** WHAT YOU SHOULD DO **
Locate the line containing "What text is on this page?" in the material below; repeat it and every line after it, exactly as written.

(Collected data)
▼

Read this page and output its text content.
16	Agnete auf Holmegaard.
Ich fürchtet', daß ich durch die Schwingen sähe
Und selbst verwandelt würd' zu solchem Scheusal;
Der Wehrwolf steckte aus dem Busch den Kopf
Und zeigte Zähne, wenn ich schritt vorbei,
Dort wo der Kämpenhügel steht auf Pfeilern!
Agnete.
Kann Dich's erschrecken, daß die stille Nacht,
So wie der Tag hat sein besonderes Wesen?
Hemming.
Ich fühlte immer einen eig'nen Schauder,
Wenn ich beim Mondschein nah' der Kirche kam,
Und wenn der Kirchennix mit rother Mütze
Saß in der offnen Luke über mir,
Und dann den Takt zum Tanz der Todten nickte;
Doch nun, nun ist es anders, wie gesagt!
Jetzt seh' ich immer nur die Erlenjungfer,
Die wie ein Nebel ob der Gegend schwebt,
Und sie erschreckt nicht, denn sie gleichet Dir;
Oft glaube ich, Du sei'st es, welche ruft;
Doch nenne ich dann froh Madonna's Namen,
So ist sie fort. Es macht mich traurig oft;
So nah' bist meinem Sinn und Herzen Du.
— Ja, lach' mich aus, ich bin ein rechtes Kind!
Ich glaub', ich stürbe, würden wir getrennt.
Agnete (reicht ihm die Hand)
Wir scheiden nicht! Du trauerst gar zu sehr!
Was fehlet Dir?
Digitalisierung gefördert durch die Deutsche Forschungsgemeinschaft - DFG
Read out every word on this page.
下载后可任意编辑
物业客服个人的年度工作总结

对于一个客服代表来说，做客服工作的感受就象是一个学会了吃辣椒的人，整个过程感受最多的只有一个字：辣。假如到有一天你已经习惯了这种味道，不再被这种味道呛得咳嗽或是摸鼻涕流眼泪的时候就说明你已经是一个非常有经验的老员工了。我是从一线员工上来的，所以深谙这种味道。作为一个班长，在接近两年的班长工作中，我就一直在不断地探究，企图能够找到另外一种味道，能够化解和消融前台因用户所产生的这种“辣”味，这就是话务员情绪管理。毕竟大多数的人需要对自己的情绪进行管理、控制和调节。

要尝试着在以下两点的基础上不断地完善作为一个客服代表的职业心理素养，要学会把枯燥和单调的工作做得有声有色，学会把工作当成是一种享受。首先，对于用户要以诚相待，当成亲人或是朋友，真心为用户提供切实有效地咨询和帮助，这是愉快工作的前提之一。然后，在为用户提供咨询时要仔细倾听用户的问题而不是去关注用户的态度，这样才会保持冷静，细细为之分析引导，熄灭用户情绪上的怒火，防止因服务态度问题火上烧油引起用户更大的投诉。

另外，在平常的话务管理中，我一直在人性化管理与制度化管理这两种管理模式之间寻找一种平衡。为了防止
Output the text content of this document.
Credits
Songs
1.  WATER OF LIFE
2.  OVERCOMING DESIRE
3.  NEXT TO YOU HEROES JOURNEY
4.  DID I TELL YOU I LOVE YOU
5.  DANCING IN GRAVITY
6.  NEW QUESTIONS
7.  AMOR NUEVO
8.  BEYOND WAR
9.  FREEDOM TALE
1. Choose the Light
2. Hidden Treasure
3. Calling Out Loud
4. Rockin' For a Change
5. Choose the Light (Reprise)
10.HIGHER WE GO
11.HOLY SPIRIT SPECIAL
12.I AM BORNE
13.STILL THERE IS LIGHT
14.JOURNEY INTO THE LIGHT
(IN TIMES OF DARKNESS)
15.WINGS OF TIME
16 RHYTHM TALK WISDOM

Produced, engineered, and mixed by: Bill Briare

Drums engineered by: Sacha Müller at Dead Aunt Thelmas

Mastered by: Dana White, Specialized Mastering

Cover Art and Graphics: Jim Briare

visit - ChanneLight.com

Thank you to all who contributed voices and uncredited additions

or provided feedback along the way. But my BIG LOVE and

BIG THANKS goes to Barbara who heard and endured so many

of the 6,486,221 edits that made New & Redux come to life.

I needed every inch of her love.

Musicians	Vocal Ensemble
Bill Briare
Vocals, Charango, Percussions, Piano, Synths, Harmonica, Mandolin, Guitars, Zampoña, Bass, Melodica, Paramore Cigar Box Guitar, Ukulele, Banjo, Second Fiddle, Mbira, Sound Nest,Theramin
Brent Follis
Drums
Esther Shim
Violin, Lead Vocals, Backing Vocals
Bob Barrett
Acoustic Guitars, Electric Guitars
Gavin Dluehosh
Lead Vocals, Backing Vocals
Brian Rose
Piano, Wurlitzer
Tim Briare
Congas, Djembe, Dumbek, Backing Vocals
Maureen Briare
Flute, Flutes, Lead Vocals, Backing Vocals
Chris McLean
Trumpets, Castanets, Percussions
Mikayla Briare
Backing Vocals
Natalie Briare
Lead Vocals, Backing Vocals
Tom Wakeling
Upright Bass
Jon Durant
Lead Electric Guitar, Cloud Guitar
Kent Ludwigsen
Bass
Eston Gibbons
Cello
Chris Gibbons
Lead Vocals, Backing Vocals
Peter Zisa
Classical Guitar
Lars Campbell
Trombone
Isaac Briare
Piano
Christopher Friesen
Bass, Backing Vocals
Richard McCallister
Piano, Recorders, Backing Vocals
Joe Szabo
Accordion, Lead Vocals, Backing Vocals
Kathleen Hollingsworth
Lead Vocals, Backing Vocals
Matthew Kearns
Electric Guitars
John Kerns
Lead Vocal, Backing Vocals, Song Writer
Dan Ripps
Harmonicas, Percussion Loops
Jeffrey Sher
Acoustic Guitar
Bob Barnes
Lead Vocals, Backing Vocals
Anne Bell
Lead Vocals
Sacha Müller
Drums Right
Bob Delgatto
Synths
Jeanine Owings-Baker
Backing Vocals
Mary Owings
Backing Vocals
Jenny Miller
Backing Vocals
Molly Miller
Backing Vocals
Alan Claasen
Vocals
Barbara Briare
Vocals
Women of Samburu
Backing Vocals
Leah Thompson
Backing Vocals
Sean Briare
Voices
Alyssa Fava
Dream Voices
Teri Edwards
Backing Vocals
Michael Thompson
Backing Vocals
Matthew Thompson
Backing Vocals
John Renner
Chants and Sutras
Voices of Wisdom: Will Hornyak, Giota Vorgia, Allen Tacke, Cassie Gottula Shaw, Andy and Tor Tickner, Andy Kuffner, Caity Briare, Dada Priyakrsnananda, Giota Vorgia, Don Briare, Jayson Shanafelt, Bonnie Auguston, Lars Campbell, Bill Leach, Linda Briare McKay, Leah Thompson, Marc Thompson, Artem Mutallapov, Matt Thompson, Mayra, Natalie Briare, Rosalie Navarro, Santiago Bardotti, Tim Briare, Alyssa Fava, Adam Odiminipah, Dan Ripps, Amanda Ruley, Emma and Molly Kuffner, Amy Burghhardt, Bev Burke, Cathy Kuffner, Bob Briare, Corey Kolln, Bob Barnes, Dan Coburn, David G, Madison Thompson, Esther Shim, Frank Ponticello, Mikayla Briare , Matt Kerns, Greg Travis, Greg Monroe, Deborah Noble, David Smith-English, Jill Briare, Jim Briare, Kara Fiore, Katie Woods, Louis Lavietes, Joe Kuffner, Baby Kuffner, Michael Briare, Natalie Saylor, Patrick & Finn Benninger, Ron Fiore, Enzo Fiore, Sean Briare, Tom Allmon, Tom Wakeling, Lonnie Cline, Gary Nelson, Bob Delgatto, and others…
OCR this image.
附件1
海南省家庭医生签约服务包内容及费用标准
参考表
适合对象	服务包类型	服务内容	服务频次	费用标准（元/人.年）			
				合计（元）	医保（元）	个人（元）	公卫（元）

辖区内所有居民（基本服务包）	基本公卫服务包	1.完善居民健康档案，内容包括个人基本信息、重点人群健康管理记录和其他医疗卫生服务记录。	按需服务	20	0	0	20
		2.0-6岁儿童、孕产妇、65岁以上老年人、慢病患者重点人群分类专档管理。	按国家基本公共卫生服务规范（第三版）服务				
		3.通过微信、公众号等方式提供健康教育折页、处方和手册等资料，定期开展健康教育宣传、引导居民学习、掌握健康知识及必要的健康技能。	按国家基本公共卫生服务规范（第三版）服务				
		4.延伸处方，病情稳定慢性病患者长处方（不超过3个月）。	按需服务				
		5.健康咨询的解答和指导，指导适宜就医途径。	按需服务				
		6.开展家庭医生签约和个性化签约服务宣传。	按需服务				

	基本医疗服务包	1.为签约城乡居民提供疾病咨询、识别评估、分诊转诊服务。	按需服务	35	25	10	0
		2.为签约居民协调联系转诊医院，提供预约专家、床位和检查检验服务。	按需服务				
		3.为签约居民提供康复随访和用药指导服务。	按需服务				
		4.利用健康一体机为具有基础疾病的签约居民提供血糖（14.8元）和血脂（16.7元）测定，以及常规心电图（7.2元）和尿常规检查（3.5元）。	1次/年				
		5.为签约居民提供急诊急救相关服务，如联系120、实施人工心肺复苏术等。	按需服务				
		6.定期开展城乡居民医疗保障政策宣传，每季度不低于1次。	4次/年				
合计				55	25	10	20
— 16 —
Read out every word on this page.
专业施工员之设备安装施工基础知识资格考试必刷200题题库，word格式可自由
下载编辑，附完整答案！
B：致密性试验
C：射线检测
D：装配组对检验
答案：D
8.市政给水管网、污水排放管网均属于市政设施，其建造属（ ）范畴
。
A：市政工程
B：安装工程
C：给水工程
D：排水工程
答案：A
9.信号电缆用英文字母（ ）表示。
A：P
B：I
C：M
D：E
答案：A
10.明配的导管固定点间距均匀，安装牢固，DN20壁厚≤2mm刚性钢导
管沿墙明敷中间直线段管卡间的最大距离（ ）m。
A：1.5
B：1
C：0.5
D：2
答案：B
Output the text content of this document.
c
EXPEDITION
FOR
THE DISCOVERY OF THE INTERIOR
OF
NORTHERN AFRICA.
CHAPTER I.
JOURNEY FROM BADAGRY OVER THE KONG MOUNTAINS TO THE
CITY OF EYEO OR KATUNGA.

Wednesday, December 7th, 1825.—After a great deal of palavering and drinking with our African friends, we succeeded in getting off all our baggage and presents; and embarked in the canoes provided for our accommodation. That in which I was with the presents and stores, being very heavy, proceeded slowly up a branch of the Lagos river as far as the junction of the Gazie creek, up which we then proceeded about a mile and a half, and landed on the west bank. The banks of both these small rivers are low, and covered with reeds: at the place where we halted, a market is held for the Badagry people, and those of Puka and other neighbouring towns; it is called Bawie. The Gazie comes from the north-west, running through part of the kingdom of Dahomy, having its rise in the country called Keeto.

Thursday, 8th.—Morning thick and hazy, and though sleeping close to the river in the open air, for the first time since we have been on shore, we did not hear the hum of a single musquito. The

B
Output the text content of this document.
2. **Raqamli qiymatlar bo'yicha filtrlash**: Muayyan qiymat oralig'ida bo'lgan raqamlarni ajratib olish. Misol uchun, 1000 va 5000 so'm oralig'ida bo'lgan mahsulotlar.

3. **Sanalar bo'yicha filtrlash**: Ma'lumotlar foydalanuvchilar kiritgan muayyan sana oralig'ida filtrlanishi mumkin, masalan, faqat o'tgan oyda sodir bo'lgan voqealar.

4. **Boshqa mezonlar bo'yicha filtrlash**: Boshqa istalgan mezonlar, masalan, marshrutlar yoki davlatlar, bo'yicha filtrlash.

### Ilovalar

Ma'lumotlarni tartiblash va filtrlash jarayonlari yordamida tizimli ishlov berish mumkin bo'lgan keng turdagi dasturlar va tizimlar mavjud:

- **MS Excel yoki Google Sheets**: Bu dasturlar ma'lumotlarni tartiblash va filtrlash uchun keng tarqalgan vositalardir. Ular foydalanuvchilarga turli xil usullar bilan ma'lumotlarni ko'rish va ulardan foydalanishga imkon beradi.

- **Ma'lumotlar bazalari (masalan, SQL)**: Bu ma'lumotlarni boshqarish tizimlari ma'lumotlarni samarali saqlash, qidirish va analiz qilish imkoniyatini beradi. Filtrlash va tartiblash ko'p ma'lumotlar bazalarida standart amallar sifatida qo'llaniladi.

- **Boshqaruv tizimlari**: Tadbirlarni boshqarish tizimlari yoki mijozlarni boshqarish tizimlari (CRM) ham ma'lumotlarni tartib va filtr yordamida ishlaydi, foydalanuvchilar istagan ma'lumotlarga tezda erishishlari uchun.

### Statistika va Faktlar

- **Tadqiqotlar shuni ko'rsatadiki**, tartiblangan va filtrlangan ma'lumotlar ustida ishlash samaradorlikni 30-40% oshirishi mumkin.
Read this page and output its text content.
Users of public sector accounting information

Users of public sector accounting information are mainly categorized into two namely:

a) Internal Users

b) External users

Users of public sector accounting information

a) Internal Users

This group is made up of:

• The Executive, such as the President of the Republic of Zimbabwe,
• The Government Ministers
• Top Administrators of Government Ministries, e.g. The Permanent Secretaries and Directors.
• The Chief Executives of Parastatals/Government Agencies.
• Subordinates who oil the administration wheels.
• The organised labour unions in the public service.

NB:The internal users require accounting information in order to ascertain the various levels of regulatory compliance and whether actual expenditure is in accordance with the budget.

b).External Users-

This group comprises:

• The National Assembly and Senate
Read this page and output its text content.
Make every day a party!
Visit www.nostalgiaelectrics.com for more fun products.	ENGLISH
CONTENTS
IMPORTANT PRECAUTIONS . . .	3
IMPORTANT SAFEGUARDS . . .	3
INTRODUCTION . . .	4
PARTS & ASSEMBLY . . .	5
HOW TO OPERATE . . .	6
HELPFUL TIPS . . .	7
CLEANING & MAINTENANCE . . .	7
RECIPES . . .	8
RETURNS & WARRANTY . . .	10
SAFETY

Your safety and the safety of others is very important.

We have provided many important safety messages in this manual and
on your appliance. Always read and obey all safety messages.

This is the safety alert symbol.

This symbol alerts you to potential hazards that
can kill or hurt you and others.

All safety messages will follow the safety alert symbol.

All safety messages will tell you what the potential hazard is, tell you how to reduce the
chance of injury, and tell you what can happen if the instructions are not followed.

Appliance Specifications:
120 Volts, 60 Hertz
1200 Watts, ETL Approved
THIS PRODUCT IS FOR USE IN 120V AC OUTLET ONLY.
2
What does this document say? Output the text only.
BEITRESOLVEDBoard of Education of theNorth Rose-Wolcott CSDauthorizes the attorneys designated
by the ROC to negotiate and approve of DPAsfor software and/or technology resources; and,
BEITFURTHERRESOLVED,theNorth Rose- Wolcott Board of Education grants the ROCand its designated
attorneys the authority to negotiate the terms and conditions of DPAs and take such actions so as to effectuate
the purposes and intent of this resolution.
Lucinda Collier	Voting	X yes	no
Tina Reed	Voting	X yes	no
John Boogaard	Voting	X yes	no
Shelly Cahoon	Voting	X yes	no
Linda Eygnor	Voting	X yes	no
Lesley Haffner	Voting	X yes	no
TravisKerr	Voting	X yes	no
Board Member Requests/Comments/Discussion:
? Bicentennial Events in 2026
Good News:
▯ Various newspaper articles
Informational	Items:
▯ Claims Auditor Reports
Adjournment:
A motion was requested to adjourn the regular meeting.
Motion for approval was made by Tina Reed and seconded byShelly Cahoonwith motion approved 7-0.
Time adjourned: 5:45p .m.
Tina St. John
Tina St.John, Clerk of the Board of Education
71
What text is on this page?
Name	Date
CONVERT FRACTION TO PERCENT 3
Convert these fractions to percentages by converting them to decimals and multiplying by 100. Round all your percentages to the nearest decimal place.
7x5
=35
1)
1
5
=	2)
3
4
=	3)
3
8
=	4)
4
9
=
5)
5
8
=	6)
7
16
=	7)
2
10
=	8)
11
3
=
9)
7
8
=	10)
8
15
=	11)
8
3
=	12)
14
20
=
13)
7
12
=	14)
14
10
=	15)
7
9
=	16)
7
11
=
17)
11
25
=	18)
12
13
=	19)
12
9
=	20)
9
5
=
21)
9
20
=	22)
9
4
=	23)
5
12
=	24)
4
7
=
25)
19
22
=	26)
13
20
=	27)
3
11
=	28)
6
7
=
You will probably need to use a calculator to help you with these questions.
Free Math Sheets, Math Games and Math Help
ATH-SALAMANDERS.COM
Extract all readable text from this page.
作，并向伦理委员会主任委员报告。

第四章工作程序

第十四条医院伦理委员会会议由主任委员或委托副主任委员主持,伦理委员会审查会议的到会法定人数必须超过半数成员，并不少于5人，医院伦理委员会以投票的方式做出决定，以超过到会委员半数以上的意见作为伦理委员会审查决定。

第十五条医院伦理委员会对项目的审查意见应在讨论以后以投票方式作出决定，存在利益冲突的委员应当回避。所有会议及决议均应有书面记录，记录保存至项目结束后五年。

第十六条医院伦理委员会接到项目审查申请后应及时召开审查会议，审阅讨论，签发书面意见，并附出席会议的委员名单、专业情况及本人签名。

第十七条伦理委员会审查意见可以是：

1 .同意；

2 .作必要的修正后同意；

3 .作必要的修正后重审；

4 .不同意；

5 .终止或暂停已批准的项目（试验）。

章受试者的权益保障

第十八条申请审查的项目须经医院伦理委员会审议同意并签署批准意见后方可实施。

▲

** THE SOLUTION **
What text is on this page?
Name	Date
CONVERT FRACTION TO PERCENT 3
Convert these fractions to percentages by converting them to decimals and multiplying by 100. Round all your percentages to the nearest decimal place.
7x5
=35
1)
1
5
=	2)
3
4
=	3)
3
8
=	4)
4
9
=
5)
5
8
=	6)
7
16
=	7)
2
10
=	8)
11
3
=
9)
7
8
=	10)
8
15
=	11)
8
3
=	12)
14
20
=
13)
7
12
=	14)
14
10
=	15)
7
9
=	16)
7
11
=
17)
11
25
=	18)
12
13
=	19)
12
9
=	20)
9
5
=
21)
9
20
=	22)
9
4
=	23)
5
12
=	24)
4
7
=
25)
19
22
=	26)
13
20
=	27)
3
11
=	28)
6
7
=
You will probably need to use a calculator to help you with these questions.
Free Math Sheets, Math Games and Math Help
ATH-SALAMANDERS.COM
Extract all readable text from this page.
作，并向伦理委员会主任委员报告。

第四章工作程序

第十四条医院伦理委员会会议由主任委员或委托副主任委员主持,伦理委员会审查会议的到会法定人数必须超过半数成员，并不少于5人，医院伦理委员会以投票的方式做出决定，以超过到会委员半数以上的意见作为伦理委员会审查决定。

第十五条医院伦理委员会对项目的审查意见应在讨论以后以投票方式作出决定，存在利益冲突的委员应当回避。所有会议及决议均应有书面记录，记录保存至项目结束后五年。

第十六条医院伦理委员会接到项目审查申请后应及时召开审查会议，审阅讨论，签发书面意见，并附出席会议的委员名单、专业情况及本人签名。

第十七条伦理委员会审查意见可以是：

1 .同意；

2 .作必要的修正后同意；

3 .作必要的修正后重审；

4 .不同意；

5 .终止或暂停已批准的项目（试验）。

章受试者的权益保障

第十八条申请审查的项目须经医院伦理委员会审议同意并签署批准意见后方可实施。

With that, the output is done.